— START RECORDS TO USE —
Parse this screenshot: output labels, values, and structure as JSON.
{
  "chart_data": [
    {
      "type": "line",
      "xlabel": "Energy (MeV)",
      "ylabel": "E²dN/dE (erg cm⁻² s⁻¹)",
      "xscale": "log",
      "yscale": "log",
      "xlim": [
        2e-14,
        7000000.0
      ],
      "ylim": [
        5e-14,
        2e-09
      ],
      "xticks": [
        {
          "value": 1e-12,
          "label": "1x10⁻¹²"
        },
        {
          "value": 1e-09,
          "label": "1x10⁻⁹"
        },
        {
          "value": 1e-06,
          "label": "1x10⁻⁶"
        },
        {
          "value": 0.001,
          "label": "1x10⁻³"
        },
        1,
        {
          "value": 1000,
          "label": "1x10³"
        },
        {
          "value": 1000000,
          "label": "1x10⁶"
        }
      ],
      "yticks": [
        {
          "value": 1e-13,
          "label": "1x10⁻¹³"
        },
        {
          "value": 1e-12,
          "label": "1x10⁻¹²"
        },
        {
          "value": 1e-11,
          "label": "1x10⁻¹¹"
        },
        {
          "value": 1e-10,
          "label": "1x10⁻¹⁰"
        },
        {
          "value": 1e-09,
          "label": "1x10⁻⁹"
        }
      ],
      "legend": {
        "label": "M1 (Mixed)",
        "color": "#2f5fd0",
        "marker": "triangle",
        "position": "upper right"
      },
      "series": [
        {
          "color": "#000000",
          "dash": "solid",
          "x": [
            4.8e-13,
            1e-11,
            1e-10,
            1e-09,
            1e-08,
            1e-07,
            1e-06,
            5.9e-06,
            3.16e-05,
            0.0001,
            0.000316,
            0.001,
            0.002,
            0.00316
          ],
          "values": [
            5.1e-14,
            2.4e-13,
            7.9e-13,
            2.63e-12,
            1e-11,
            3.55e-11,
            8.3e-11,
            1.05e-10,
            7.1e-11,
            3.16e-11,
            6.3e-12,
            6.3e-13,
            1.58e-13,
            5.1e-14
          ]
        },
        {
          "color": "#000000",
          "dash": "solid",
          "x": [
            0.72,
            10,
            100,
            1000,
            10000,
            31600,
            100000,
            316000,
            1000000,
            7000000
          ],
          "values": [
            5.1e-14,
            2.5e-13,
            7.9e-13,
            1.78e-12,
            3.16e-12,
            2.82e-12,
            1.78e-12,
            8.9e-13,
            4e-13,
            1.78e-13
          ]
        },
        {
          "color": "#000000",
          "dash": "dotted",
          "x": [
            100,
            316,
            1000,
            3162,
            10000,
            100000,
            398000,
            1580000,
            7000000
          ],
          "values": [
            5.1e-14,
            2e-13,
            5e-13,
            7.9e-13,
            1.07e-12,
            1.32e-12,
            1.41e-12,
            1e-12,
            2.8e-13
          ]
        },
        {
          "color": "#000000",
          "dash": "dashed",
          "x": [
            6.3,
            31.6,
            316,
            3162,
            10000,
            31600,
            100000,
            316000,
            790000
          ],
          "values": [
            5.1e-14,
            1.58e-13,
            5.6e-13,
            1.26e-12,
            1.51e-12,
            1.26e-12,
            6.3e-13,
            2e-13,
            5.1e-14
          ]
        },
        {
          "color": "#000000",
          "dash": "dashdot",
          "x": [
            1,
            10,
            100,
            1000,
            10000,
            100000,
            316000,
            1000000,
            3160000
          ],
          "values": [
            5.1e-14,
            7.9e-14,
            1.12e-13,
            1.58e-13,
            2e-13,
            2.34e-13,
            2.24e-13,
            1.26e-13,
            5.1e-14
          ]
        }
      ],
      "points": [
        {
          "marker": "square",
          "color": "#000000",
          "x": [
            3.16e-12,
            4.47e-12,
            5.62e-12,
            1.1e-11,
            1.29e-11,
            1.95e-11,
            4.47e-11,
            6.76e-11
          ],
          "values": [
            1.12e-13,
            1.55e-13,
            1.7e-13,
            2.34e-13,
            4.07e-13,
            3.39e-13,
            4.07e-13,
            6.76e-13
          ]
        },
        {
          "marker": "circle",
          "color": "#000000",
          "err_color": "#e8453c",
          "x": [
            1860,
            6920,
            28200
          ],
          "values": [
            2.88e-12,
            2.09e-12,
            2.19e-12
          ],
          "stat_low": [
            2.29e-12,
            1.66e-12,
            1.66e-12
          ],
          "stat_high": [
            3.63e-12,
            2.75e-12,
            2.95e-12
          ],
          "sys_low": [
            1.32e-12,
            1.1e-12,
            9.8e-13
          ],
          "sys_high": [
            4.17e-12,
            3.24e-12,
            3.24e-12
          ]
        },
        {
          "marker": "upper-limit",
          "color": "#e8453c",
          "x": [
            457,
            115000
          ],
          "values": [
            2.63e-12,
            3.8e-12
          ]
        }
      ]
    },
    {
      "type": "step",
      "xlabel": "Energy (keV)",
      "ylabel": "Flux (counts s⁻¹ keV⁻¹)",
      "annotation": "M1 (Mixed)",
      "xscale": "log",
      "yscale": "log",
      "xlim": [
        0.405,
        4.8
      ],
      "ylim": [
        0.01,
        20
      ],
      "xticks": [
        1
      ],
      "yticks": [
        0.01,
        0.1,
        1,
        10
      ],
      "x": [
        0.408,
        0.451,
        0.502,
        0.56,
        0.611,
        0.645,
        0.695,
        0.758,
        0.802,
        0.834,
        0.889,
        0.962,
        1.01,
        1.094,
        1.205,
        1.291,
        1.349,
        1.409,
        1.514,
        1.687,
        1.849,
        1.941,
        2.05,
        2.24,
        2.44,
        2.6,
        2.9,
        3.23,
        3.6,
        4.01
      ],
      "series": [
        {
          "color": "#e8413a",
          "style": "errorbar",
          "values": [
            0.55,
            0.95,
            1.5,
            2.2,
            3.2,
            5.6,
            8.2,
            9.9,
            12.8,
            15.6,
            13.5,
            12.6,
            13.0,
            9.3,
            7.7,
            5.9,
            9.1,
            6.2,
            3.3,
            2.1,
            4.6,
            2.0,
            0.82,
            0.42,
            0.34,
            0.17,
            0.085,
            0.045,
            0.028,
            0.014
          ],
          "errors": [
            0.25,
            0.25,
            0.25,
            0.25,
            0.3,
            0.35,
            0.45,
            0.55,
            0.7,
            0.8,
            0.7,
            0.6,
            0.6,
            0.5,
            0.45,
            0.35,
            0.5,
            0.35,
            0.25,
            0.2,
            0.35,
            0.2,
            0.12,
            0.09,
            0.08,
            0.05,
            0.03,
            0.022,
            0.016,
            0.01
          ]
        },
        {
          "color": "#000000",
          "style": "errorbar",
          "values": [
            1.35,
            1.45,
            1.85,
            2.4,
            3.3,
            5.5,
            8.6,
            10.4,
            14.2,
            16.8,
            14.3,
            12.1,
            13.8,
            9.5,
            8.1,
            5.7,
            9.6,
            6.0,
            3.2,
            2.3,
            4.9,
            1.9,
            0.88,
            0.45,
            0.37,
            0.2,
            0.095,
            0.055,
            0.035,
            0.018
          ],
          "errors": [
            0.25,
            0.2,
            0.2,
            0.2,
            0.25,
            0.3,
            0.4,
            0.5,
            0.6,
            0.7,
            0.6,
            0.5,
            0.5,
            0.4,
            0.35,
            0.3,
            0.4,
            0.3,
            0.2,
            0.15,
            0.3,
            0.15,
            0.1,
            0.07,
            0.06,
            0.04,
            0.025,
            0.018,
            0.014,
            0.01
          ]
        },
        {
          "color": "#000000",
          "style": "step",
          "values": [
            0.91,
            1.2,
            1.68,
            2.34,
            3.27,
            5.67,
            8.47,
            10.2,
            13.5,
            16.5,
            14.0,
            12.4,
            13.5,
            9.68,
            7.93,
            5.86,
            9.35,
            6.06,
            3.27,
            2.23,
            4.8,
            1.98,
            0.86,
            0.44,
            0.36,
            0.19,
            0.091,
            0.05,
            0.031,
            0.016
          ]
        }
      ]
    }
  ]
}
— END RECORDS TO USE —
EXERCISE DIRECTIONS:
Going through the entries above, report how many lines include the string "marker". The number alone is the answer.

TASK SOLUTION:
4